■ Request ■
Reproduce all entries word for word.

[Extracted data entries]
******
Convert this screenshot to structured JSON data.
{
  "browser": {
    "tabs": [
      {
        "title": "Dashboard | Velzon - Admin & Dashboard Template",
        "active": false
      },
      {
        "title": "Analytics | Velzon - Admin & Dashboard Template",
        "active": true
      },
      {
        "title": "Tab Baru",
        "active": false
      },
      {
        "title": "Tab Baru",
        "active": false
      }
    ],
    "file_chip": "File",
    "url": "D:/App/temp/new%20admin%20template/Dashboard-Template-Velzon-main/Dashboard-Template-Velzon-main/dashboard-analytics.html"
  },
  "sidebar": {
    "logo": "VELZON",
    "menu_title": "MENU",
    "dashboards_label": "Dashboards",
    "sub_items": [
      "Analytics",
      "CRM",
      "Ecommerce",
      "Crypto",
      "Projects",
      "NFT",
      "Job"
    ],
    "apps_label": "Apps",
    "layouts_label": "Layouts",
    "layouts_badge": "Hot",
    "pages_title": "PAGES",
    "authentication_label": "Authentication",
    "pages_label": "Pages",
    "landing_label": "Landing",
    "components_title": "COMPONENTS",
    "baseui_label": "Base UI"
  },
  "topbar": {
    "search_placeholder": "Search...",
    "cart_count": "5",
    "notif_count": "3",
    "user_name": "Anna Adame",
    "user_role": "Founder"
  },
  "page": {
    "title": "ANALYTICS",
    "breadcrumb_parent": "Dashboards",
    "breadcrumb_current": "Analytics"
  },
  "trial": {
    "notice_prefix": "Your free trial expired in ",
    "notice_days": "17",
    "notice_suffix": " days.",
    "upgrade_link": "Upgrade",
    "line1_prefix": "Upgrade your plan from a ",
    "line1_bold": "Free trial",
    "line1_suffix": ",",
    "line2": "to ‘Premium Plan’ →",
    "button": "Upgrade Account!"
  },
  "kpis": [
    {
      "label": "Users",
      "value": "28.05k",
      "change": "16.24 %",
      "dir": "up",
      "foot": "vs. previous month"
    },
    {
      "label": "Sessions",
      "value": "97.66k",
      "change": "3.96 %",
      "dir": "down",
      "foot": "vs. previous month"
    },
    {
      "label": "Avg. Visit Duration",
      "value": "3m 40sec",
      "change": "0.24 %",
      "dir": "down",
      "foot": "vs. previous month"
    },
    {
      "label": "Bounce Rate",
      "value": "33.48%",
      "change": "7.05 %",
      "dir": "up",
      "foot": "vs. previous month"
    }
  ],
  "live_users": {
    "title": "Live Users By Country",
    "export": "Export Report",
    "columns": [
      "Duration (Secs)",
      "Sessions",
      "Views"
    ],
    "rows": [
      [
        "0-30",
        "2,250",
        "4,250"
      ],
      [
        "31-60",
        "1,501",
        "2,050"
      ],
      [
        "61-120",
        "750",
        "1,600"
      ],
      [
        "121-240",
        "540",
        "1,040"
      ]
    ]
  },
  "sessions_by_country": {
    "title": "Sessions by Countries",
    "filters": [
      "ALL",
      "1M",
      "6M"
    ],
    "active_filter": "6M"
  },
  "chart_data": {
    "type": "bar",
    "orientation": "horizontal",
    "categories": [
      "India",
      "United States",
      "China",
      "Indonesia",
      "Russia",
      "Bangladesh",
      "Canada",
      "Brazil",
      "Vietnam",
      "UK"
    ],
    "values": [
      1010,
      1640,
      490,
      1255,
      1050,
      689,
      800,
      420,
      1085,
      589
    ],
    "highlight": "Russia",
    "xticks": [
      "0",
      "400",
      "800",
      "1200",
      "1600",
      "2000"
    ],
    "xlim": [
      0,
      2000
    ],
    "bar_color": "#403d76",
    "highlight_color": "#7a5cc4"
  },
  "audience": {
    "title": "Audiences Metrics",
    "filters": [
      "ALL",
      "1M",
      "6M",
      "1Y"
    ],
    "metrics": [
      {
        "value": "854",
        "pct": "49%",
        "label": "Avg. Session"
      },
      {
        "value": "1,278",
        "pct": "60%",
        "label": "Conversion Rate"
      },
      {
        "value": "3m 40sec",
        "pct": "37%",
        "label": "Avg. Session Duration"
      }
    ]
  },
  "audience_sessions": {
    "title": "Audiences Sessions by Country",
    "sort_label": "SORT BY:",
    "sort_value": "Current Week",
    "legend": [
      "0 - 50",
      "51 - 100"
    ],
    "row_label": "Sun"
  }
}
******
■ Result of the exercise ■
Convert this screenshot to structured JSON data.
{
  "browser": {
    "tabs": [
      {
        "title": "Dashboard | Velzon - Admin & Dashboard Template",
        "active": false
      },
      {
        "title": "Analytics | Velzon - Admin & Dashboard Template",
        "active": true
      },
      {
        "title": "Tab Baru",
        "active": false
      },
      {
        "title": "Tab Baru",
        "active": false
      }
    ],
    "file_chip": "File",
    "url": "D:/App/temp/new%20admin%20template/Dashboard-Template-Velzon-main/Dashboard-Template-Velzon-main/dashboard-analytics.html"
  },
  "sidebar": {
    "logo": "VELZON",
    "menu_title": "MENU",
    "dashboards_label": "Dashboards",
    "sub_items": [
      "Analytics",
      "CRM",
      "Ecommerce",
      "Crypto",
      "Projects",
      "NFT",
      "Job"
    ],
    "apps_label": "Apps",
    "layouts_label": "Layouts",
    "layouts_badge": "Hot",
    "pages_title": "PAGES",
    "authentication_label": "Authentication",
    "pages_label": "Pages",
    "landing_label": "Landing",
    "components_title": "COMPONENTS",
    "baseui_label": "Base UI"
  },
  "topbar": {
    "search_placeholder": "Search...",
    "cart_count": "5",
    "notif_count": "3",
    "user_name": "Anna Adame",
    "user_role": "Founder"
  },
  "page": {
    "title": "ANALYTICS",
    "breadcrumb_parent": "Dashboards",
    "breadcrumb_current": "Analytics"
  },
  "trial": {
    "notice_prefix": "Your free trial expired in ",
    "notice_days": "17",
    "notice_suffix": " days.",
    "upgrade_link": "Upgrade",
    "line1_prefix": "Upgrade your plan from a ",
    "line1_bold": "Free trial",
    "line1_suffix": ",",
    "line2": "to ‘Premium Plan’ →",
    "button": "Upgrade Account!"
  },
  "kpis": [
    {
      "label": "Users",
      "value": "28.05k",
      "change": "16.24 %",
      "dir": "up",
      "foot": "vs. previous month"
    },
    {
      "label": "Sessions",
      "value": "97.66k",
      "change": "3.96 %",
      "dir": "down",
      "foot": "vs. previous month"
    },
    {
      "label": "Avg. Visit Duration",
      "value": "3m 40sec",
      "change": "0.24 %",
      "dir": "down",
      "foot": "vs. previous month"
    },
    {
      "label": "Bounce Rate",
      "value": "33.48%",
      "change": "7.05 %",
      "dir": "up",
      "foot": "vs. previous month"
    }
  ],
  "live_users": {
    "title": "Live Users By Country",
    "export": "Export Report",
    "columns": [
      "Duration (Secs)",
      "Sessions",
      "Views"
    ],
    "rows": [
      [
        "0-30",
        "2,250",
        "4,250"
      ],
      [
        "31-60",
        "1,501",
        "2,050"
      ],
      [
        "61-120",
        "750",
        "1,600"
      ],
      [
        "121-240",
        "540",
        "1,040"
      ]
    ]
  },
  "sessions_by_country": {
    "title": "Sessions by Countries",
    "filters": [
      "ALL",
      "1M",
      "6M"
    ],
    "active_filter": "6M"
  },
  "chart_data": {
    "type": "bar",
    "orientation": "horizontal",
    "categories": [
      "India",
      "United States",
      "China",
      "Indonesia",
      "Russia",
      "Bangladesh",
      "Canada",
      "Brazil",
      "Vietnam",
      "UK"
    ],
    "values": [
      1010,
      1640,
      490,
      1255,
      1050,
      689,
      800,
      420,
      1085,
      589
    ],
    "highlight": "Russia",
    "xticks": [
      "0",
      "400",
      "800",
      "1200",
      "1600",
      "2000"
    ],
    "xlim": [
      0,
      2000
    ],
    "bar_color": "#403d76",
    "highlight_color": "#7a5cc4"
  },
  "audience": {
    "title": "Audiences Metrics",
    "filters": [
      "ALL",
      "1M",
      "6M",
      "1Y"
    ],
    "metrics": [
      {
        "value": "854",
        "pct": "49%",
        "label": "Avg. Session"
      },
      {
        "value": "1,278",
        "pct": "60%",
        "label": "Conversion Rate"
      },
      {
        "value": "3m 40sec",
        "pct": "37%",
        "label": "Avg. Session Duration"
      }
    ]
  },
  "audience_sessions": {
    "title": "Audiences Sessions by Country",
    "sort_label": "SORT BY:",
    "sort_value": "Current Week",
    "legend": [
      "0 - 50",
      "51 - 100"
    ],
    "row_label": "Sun"
  }
}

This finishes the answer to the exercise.